» **Aim of the task**: Copy the lines below from the line with "data-point: [531, 327, 539, 334]" to the line with "data-point: [368, 270, 375, 277]", swapping "data-point" for "dot" and leaving everything else the same.

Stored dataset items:
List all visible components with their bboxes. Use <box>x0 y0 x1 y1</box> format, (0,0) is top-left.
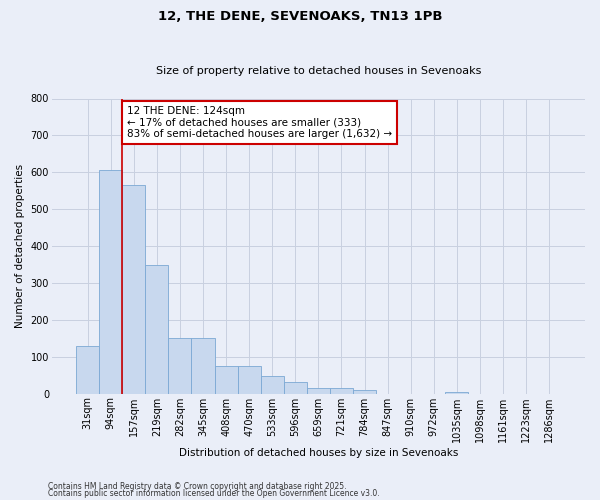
Text: Contains HM Land Registry data © Crown copyright and database right 2025.: Contains HM Land Registry data © Crown c… <box>48 482 347 491</box>
Bar <box>261 376 284 394</box>
Bar <box>284 382 307 394</box>
Bar <box>330 388 353 394</box>
Y-axis label: Number of detached properties: Number of detached properties <box>15 164 25 328</box>
Text: 12, THE DENE, SEVENOAKS, TN13 1PB: 12, THE DENE, SEVENOAKS, TN13 1PB <box>158 10 442 23</box>
Text: Contains public sector information licensed under the Open Government Licence v3: Contains public sector information licen… <box>48 489 380 498</box>
Bar <box>122 185 145 394</box>
Bar <box>191 338 215 394</box>
Bar <box>238 366 261 394</box>
Bar <box>307 388 330 394</box>
Text: 12 THE DENE: 124sqm
← 17% of detached houses are smaller (333)
83% of semi-detac: 12 THE DENE: 124sqm ← 17% of detached ho… <box>127 106 392 139</box>
Bar <box>99 170 122 394</box>
Title: Size of property relative to detached houses in Sevenoaks: Size of property relative to detached ho… <box>156 66 481 76</box>
Bar <box>445 392 469 394</box>
Bar <box>353 390 376 394</box>
Bar <box>215 366 238 394</box>
Bar <box>145 264 169 394</box>
Bar <box>76 346 99 394</box>
X-axis label: Distribution of detached houses by size in Sevenoaks: Distribution of detached houses by size … <box>179 448 458 458</box>
Bar <box>169 338 191 394</box>
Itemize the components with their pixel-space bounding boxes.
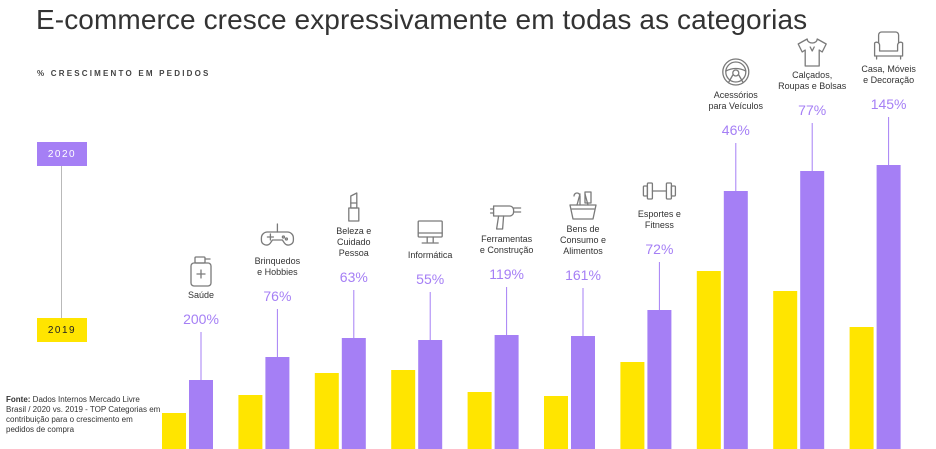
shopping-basket-icon (569, 191, 597, 220)
category-label-1: Saúde (188, 290, 214, 300)
armchair-icon (873, 31, 904, 60)
medicine-bottle-icon (190, 256, 212, 287)
bar-2019-9 (773, 291, 798, 449)
category-label-9: Calçados, Roupas e Bolsas (778, 70, 847, 91)
source-note: Fonte: Dados Internos Mercado Livre Bras… (6, 395, 161, 435)
growth-label-6: 161% (565, 267, 601, 283)
drill-icon (489, 205, 522, 230)
steering-wheel-icon (722, 58, 750, 86)
category-label-4: Informática (408, 250, 453, 260)
bar-2019-6 (544, 396, 568, 449)
category-label-5: Ferramentas e Construção (480, 234, 534, 255)
growth-label-9: 77% (798, 102, 826, 118)
category-label-10: Casa, Móveis e Decoração (861, 64, 916, 85)
legend-2020: 2020 (37, 142, 87, 166)
bar-2019-3 (314, 373, 339, 449)
growth-label-3: 63% (340, 269, 368, 285)
gamepad-icon (260, 223, 295, 246)
growth-label-8: 46% (722, 122, 750, 138)
growth-label-7: 72% (645, 241, 673, 257)
bar-2020-1 (189, 380, 213, 449)
category-label-6: Bens de Consumo e Alimentos (560, 224, 606, 256)
category-label-8: Acessórios para Veículos (709, 90, 764, 111)
lipstick-icon (348, 192, 360, 222)
bar-2020-9 (800, 171, 825, 449)
bar-2020-4 (418, 340, 443, 449)
bar-2019-5 (467, 392, 492, 449)
chart-subtitle: % CRESCIMENTO EM PEDIDOS (37, 69, 211, 78)
bar-2020-7 (647, 310, 672, 449)
bar-2019-1 (162, 413, 186, 449)
growth-label-5: 119% (489, 266, 524, 282)
bar-2020-8 (723, 191, 748, 449)
dumbbell-icon (642, 182, 677, 200)
growth-label-10: 145% (871, 96, 907, 112)
chart-title: E-commerce cresce expressivamente em tod… (36, 4, 808, 35)
category-label-3: Beleza e Cuidado Pessoa (336, 226, 371, 258)
growth-label-1: 200% (183, 311, 219, 327)
bar-2020-6 (571, 336, 595, 449)
source-label: Fonte: (6, 395, 31, 404)
bar-2020-5 (494, 335, 519, 449)
category-label-2: Brinquedos e Hobbies (255, 256, 301, 277)
bar-2019-7 (620, 362, 645, 449)
legend-connector-line (61, 166, 62, 318)
bar-2020-10 (876, 165, 901, 449)
bar-2019-4 (391, 370, 416, 449)
growth-label-2: 76% (263, 288, 291, 304)
bar-2019-10 (849, 327, 874, 449)
bar-2019-8 (696, 271, 721, 449)
legend-2019: 2019 (37, 318, 87, 342)
category-label-7: Esportes e Fitness (638, 209, 681, 230)
bar-2020-3 (341, 338, 366, 449)
source-text: Dados Internos Mercado Livre Brasil / 20… (6, 395, 161, 434)
bar-2020-2 (265, 357, 290, 449)
bar-2019-2 (238, 395, 263, 449)
growth-label-4: 55% (416, 271, 444, 287)
t-shirt-icon (797, 38, 827, 67)
monitor-icon (417, 220, 443, 244)
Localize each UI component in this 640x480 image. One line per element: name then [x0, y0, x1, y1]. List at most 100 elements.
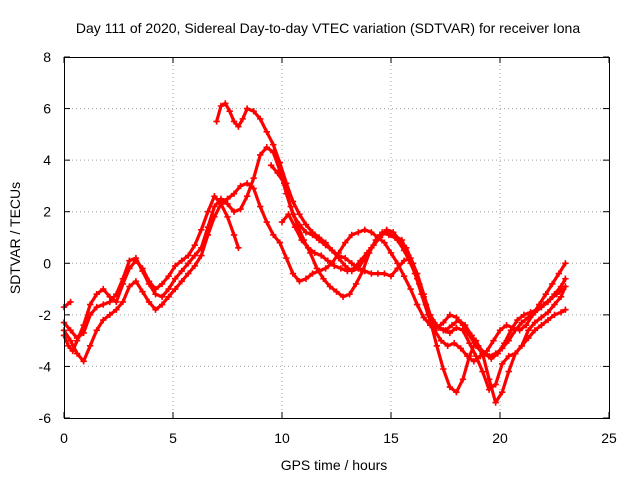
data-point: [531, 327, 539, 334]
data-point: [250, 185, 257, 192]
data-point: [518, 319, 525, 326]
data-point: [178, 257, 185, 264]
data-point: [342, 239, 349, 246]
data-point: [283, 254, 290, 262]
data-point: [65, 342, 72, 349]
data-point: [455, 316, 462, 324]
data-point: [80, 321, 87, 329]
data-point: [337, 265, 345, 272]
data-point: [311, 249, 318, 257]
data-point: [274, 169, 281, 177]
data-point: [376, 234, 384, 241]
data-point: [145, 278, 153, 285]
data-point: [213, 118, 220, 125]
y-tick-label: 0: [43, 255, 51, 271]
data-point: [132, 278, 140, 285]
data-point: [270, 141, 277, 148]
x-tick-label: 10: [274, 430, 290, 446]
data-point: [211, 203, 218, 210]
data-point: [446, 311, 454, 319]
data-point: [165, 285, 172, 293]
data-point: [309, 229, 316, 236]
data-point: [119, 280, 127, 288]
data-point: [67, 327, 74, 334]
x-tick-label: 20: [492, 430, 508, 446]
data-point: [346, 291, 353, 298]
data-point: [394, 260, 401, 267]
data-point: [400, 257, 408, 264]
data-point: [368, 270, 375, 277]
data-point: [211, 193, 218, 200]
data-point: [475, 342, 482, 349]
data-point: [204, 208, 212, 215]
data-point: [171, 285, 179, 293]
data-point: [333, 288, 340, 295]
data-point: [185, 270, 192, 277]
data-point: [158, 301, 166, 308]
data-point: [315, 234, 323, 241]
y-tick-label: -6: [39, 410, 52, 426]
y-tick-label: 8: [43, 49, 51, 65]
data-point: [204, 231, 212, 239]
y-tick-label: 4: [43, 152, 51, 168]
data-point: [302, 275, 310, 282]
data-point: [385, 231, 393, 239]
data-point: [403, 244, 410, 252]
data-point: [145, 298, 153, 306]
data-point: [291, 223, 299, 231]
data-point: [546, 296, 554, 303]
data-point: [313, 265, 321, 272]
y-axis: -6 -4 -2 0 2 4 6 8: [39, 49, 609, 426]
data-point: [557, 293, 565, 301]
data-point: [191, 262, 198, 270]
data-point: [429, 316, 436, 324]
data-point: [544, 309, 552, 316]
data-point: [518, 342, 525, 349]
data-point: [287, 203, 294, 210]
data-point: [551, 301, 558, 308]
data-point: [263, 218, 270, 226]
data-point: [309, 270, 316, 277]
data-point: [413, 301, 421, 308]
series-line: [280, 212, 565, 361]
data-point: [501, 340, 508, 347]
data-point: [505, 352, 512, 360]
data-point: [553, 291, 560, 298]
data-point: [437, 337, 445, 344]
data-point: [374, 270, 382, 277]
data-point: [152, 285, 159, 293]
data-point: [257, 115, 264, 123]
data-point: [152, 306, 159, 313]
data-point: [267, 162, 275, 169]
data-point: [165, 293, 172, 301]
data-point: [457, 345, 464, 352]
data-point: [431, 327, 438, 334]
data-point: [549, 280, 556, 288]
data-point: [352, 280, 360, 288]
data-point: [490, 337, 497, 344]
data-point: [507, 327, 515, 334]
data-point: [185, 252, 192, 259]
data-point: [533, 306, 541, 313]
data-point: [230, 231, 238, 239]
data-point: [335, 254, 342, 262]
data-point: [320, 275, 327, 282]
data-point: [230, 118, 238, 125]
data-point: [542, 291, 549, 298]
y-tick-label: 2: [43, 204, 51, 220]
data-point: [230, 208, 238, 215]
data-point: [280, 180, 288, 187]
data-point: [318, 252, 325, 259]
data-point: [464, 352, 471, 360]
series-line: [62, 300, 73, 309]
y-tick-label: 6: [43, 101, 51, 117]
data-point: [555, 270, 563, 277]
data-point: [485, 376, 493, 383]
data-point: [422, 301, 430, 308]
data-point: [73, 337, 81, 344]
chart-title: Day 111 of 2020, Sidereal Day-to-day VTE…: [76, 20, 580, 36]
plot-frame: [64, 57, 610, 419]
data-point: [348, 260, 355, 267]
y-axis-label: SDTVAR / TECUs: [7, 182, 23, 294]
data-point: [139, 288, 146, 295]
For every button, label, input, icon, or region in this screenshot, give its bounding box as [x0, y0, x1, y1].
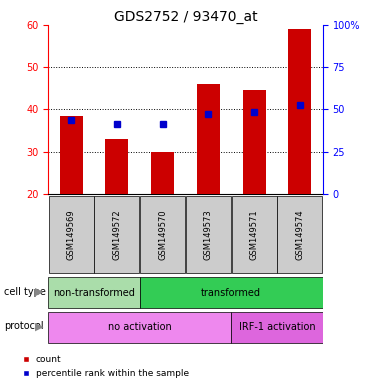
Bar	[60, 116, 82, 194]
Bar	[186, 195, 231, 273]
Text: GSM149571: GSM149571	[250, 209, 259, 260]
Text: GSM149573: GSM149573	[204, 209, 213, 260]
Bar	[140, 195, 185, 273]
Bar	[231, 312, 323, 343]
Text: IRF-1 activation: IRF-1 activation	[239, 322, 315, 333]
Bar	[95, 195, 139, 273]
Text: cell type: cell type	[4, 287, 46, 297]
Bar	[105, 139, 128, 194]
Text: non-transformed: non-transformed	[53, 288, 135, 298]
Bar	[232, 195, 276, 273]
Bar	[289, 29, 311, 194]
Bar	[48, 278, 140, 308]
Text: GSM149569: GSM149569	[67, 209, 76, 260]
Bar	[140, 278, 323, 308]
Legend: count, percentile rank within the sample: count, percentile rank within the sample	[23, 355, 189, 377]
Text: GSM149574: GSM149574	[295, 209, 304, 260]
Text: ▶: ▶	[35, 321, 43, 331]
Text: no activation: no activation	[108, 322, 172, 333]
Bar	[278, 195, 322, 273]
Title: GDS2752 / 93470_at: GDS2752 / 93470_at	[114, 10, 257, 24]
Text: ▶: ▶	[35, 287, 43, 297]
Text: GSM149570: GSM149570	[158, 209, 167, 260]
Text: GSM149572: GSM149572	[112, 209, 121, 260]
Text: protocol: protocol	[4, 321, 43, 331]
Bar	[151, 152, 174, 194]
Bar	[49, 195, 93, 273]
Bar	[197, 84, 220, 194]
Bar	[243, 91, 266, 194]
Bar	[48, 312, 231, 343]
Text: transformed: transformed	[201, 288, 261, 298]
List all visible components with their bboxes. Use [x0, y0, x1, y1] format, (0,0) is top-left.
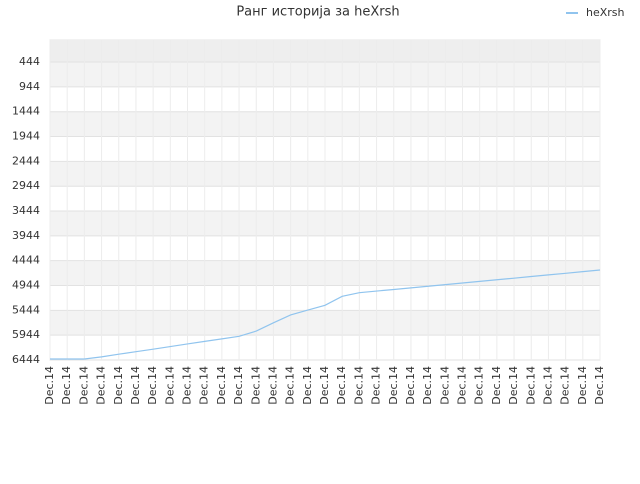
- y-tick-label: 444: [19, 55, 40, 68]
- x-tick-label: Dec.14: [456, 366, 469, 405]
- x-tick-label: Dec.14: [215, 366, 228, 405]
- y-tick-label: 1444: [12, 105, 40, 118]
- x-tick-label: Dec.14: [198, 366, 211, 405]
- x-tick-label: Dec.14: [490, 366, 503, 405]
- x-tick-label: Dec.14: [335, 366, 348, 405]
- x-tick-label: Dec.14: [318, 366, 331, 405]
- x-tick-label: Dec.14: [163, 366, 176, 405]
- x-tick-label: Dec.14: [249, 366, 262, 405]
- x-tick-label: Dec.14: [370, 366, 383, 405]
- y-tick-label: 3944: [12, 229, 40, 242]
- x-tick-label: Dec.14: [593, 366, 606, 405]
- x-tick-label: Dec.14: [284, 366, 297, 405]
- y-tick-label: 4944: [12, 279, 40, 292]
- x-tick-label: Dec.14: [421, 366, 434, 405]
- y-tick-label: 2444: [12, 154, 40, 167]
- x-tick-label: Dec.14: [266, 366, 279, 405]
- y-tick-label: 5444: [12, 303, 40, 316]
- x-tick-label: Dec.14: [438, 366, 451, 405]
- y-tick-label: 3444: [12, 204, 40, 217]
- x-tick-label: Dec.14: [146, 366, 159, 405]
- x-tick-label: Dec.14: [232, 366, 245, 405]
- y-tick-label: 5944: [12, 328, 40, 341]
- x-tick-label: Dec.14: [541, 366, 554, 405]
- chart-title: Ранг историја за heXrsh: [236, 5, 399, 20]
- x-tick-label: Dec.14: [60, 366, 73, 405]
- x-tick-label: Dec.14: [352, 366, 365, 405]
- x-tick-label: Dec.14: [387, 366, 400, 405]
- line: [50, 269, 601, 360]
- y-tick-label: 4444: [12, 254, 40, 267]
- x-tick-label: Dec.14: [301, 366, 314, 405]
- y-tick-label: 6444: [12, 353, 40, 366]
- x-tick-label: Dec.14: [129, 366, 142, 405]
- legend-label: heXrsh: [586, 6, 625, 19]
- x-tick-label: Dec.14: [43, 366, 56, 405]
- x-tick-label: Dec.14: [404, 366, 417, 405]
- x-tick-label: Dec.14: [181, 366, 194, 405]
- x-tick-label: Dec.14: [77, 366, 90, 405]
- x-tick-label: Dec.14: [507, 366, 520, 405]
- x-tick-label: Dec.14: [559, 366, 572, 405]
- x-tick-label: Dec.14: [112, 366, 125, 405]
- x-tick-label: Dec.14: [95, 366, 108, 405]
- y-tick-label: 1944: [12, 130, 40, 143]
- x-tick-label: Dec.14: [473, 366, 486, 405]
- y-tick-label: 944: [19, 80, 40, 93]
- y-tick-label: 2944: [12, 179, 40, 192]
- x-tick-label: Dec.14: [576, 366, 589, 405]
- x-tick-label: Dec.14: [524, 366, 537, 405]
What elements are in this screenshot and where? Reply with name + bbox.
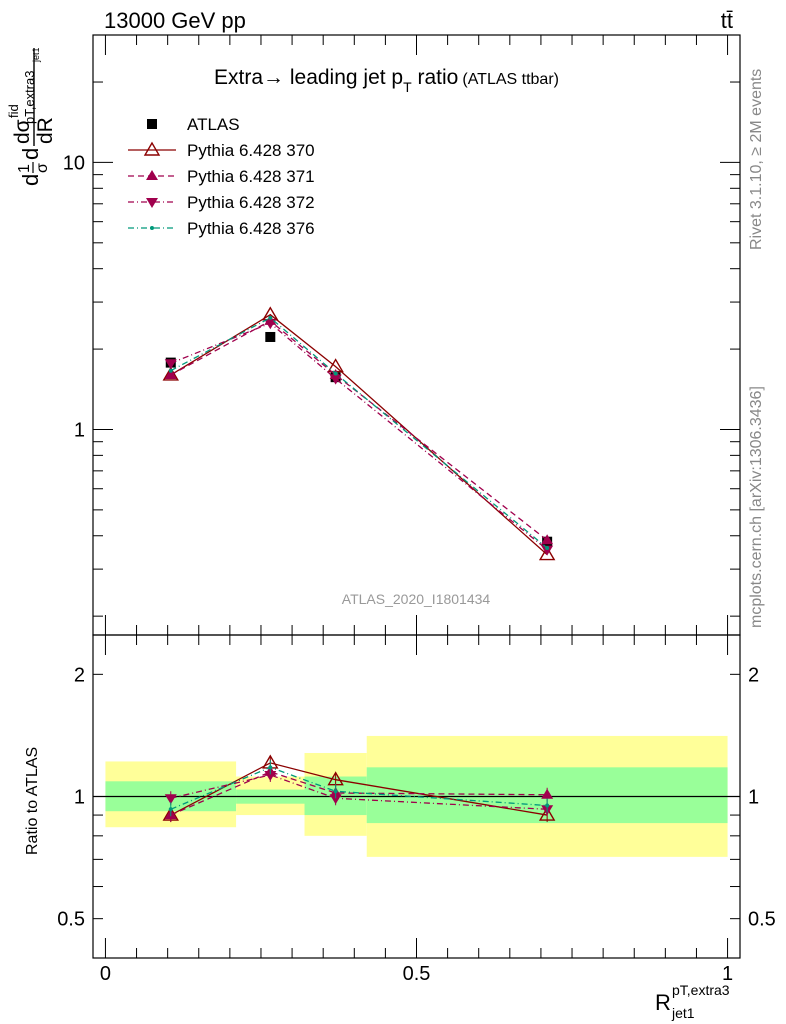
legend-marker-1	[143, 141, 161, 156]
main-point-3-0	[164, 359, 177, 370]
legend-marker-2	[146, 170, 158, 180]
ratio-ytick-label-left: 2	[74, 664, 85, 686]
legend-label-2: Pythia 6.428 371	[187, 167, 315, 186]
ratio-ytick-label-left: 0.5	[57, 909, 85, 931]
legend-marker-4	[150, 226, 154, 230]
ratio-point-3-2	[333, 789, 338, 794]
chart-title: Extra→ leading jet pT ratio (ATLAS ttbar)	[214, 66, 559, 95]
chart-title-main: Extra→ leading jet p	[214, 66, 403, 89]
ratio-series-line-1	[170, 771, 548, 816]
main-ytick-label: 1	[74, 419, 85, 441]
side-text-upper: Rivet 3.1.10, ≥ 2M events	[748, 69, 765, 250]
main-series-group	[162, 306, 556, 561]
legend: ATLAS Pythia 6.428 370 Pythia 6.428 371 Pyt…	[128, 115, 315, 238]
ratio-y-axis-label: Ratio to ATLAS	[24, 747, 41, 855]
xtick-label: 1	[722, 963, 733, 985]
ylabel-num: dσ	[11, 119, 34, 144]
legend-label-4: Pythia 6.428 376	[187, 219, 315, 238]
ratio-point-3-3	[545, 803, 550, 808]
main-point-4-1	[268, 315, 273, 320]
ylabel-num-sub: pT,extra3	[22, 71, 37, 124]
ratio-ytick-label-right: 0.5	[748, 909, 776, 931]
main-point-0-1	[265, 331, 276, 342]
ylabel-num-sup: fid	[6, 104, 21, 118]
chart-title-sub: T	[403, 79, 412, 95]
ratio-point-2-2	[329, 794, 342, 805]
chart-title-tag: (ATLAS ttbar)	[462, 71, 559, 88]
ratio-ytick-label-left: 1	[74, 787, 85, 809]
axis-ticks: 1 10 0.5 0.5 1 1 2 2 0 0.5 1	[57, 34, 776, 985]
ylabel-d2: d	[18, 148, 43, 160]
analysis-watermark: ATLAS_2020_I1801434	[342, 591, 491, 607]
legend-label-3: Pythia 6.428 372	[187, 193, 315, 212]
main-ytick-label: 10	[63, 152, 85, 174]
xtick-label: 0.5	[403, 963, 431, 985]
ratio-point-2-1	[264, 770, 277, 781]
ylabel-num-subsub: jet1	[31, 47, 41, 63]
main-point-4-0	[168, 368, 173, 373]
ylabel-den: dR	[34, 117, 57, 144]
legend-marker-0	[147, 119, 157, 129]
main-series-line-2	[170, 320, 548, 541]
main-series-line-4	[170, 316, 548, 549]
ylabel-frac-num: 1	[16, 164, 33, 173]
xlabel-sub: jet1	[671, 1005, 695, 1021]
xlabel-sup: pT,extra3	[672, 982, 730, 998]
xtick-label: 0	[100, 963, 111, 985]
legend-marker-3	[146, 198, 158, 208]
ratio-point-3-1	[268, 765, 273, 770]
ratio-ytick-label-right: 2	[748, 664, 759, 686]
ratio-point-1-3	[541, 788, 554, 799]
main-point-3-1	[264, 319, 277, 330]
main-point-2-3	[541, 534, 554, 545]
main-series-line-1	[170, 313, 548, 556]
x-axis-label: R	[655, 990, 671, 1015]
ratio-point-0-3	[538, 806, 556, 821]
main-y-axis-label: d 1 σ d dσ fid pT,extra3 jet1 dR	[6, 47, 57, 186]
xlabel-main: R	[655, 990, 671, 1015]
main-series-line-3	[170, 322, 548, 551]
side-text-lower: mcplots.cern.ch [arXiv:1306.3436]	[748, 386, 765, 628]
main-point-4-2	[333, 371, 338, 376]
ylabel-frac-den: σ	[34, 163, 51, 173]
ylabel-d1: d	[18, 174, 43, 186]
header-right: tt̄	[721, 8, 733, 33]
ratio-ytick-label-right: 1	[748, 787, 759, 809]
legend-label-1: Pythia 6.428 370	[187, 141, 315, 160]
ratio-point-3-0	[168, 807, 173, 812]
ratio-point-2-0	[164, 794, 177, 805]
main-point-3-3	[541, 545, 554, 556]
main-point-1-3	[538, 546, 556, 561]
ratio-series-line-2	[170, 774, 548, 810]
main-point-3-2	[329, 374, 342, 385]
ratio-series-line-3	[170, 766, 548, 810]
svg-text:d: d	[18, 174, 43, 186]
main-point-4-3	[545, 545, 550, 550]
header-left: 13000 GeV pp	[104, 8, 246, 33]
chart-title-suffix: ratio	[412, 66, 459, 89]
legend-label-0: ATLAS	[187, 115, 240, 134]
main-point-1-0	[162, 366, 179, 381]
ratio-series-group	[162, 754, 556, 823]
main-point-2-0	[164, 368, 177, 379]
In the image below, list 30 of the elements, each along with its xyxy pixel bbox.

» **In response**:
dot: [531, 327, 539, 334]
dot: [250, 185, 257, 192]
dot: [518, 319, 525, 326]
dot: [178, 257, 185, 264]
dot: [342, 239, 349, 246]
dot: [283, 254, 290, 262]
dot: [65, 342, 72, 349]
dot: [455, 316, 462, 324]
dot: [80, 321, 87, 329]
dot: [337, 265, 345, 272]
dot: [311, 249, 318, 257]
dot: [274, 169, 281, 177]
dot: [376, 234, 384, 241]
dot: [145, 278, 153, 285]
dot: [213, 118, 220, 125]
y-tick-label: 0: [43, 255, 51, 271]
dot: [132, 278, 140, 285]
dot: [270, 141, 277, 148]
x-tick-label: 10: [274, 430, 290, 446]
dot: [211, 203, 218, 210]
dot: [446, 311, 454, 319]
dot: [165, 285, 172, 293]
dot: [309, 229, 316, 236]
dot: [119, 280, 127, 288]
dot: [67, 327, 74, 334]
x-tick-label: 20: [492, 430, 508, 446]
dot: [346, 291, 353, 298]
dot: [394, 260, 401, 267]
dot: [400, 257, 408, 264]
dot: [368, 270, 375, 277]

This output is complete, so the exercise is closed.